* [STATED TASK]:
Recast the listing below as a numbered list, leaving out any blank lines.

* [MATERIAL]:
....................

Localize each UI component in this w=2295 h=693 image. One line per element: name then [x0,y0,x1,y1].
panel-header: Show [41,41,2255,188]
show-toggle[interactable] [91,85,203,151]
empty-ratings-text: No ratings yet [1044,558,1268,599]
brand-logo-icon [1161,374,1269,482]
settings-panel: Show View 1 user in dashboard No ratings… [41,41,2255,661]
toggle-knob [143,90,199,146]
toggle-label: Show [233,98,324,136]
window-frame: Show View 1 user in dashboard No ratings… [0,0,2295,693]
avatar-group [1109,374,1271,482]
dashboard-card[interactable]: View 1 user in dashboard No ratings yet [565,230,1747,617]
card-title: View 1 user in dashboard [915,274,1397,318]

....................

* [ANSWER BELOW]:
1. Localize each UI component in this w=2295 h=693 image. One line per element: name then [x0,y0,x1,y1].
2. panel-header: Show [41,41,2255,188]
3. show-toggle[interactable] [91,85,203,151]
4. empty-ratings-text: No ratings yet [1044,558,1268,599]
5. brand-logo-icon [1161,374,1269,482]
6. settings-panel: Show View 1 user in dashboard No ratings… [41,41,2255,661]
7. toggle-knob [143,90,199,146]
8. toggle-label: Show [233,98,324,136]
9. window-frame: Show View 1 user in dashboard No ratings… [0,0,2295,693]
10. avatar-group [1109,374,1271,482]
11. dashboard-card[interactable]: View 1 user in dashboard No ratings yet [565,230,1747,617]
12. card-title: View 1 user in dashboard [915,274,1397,318]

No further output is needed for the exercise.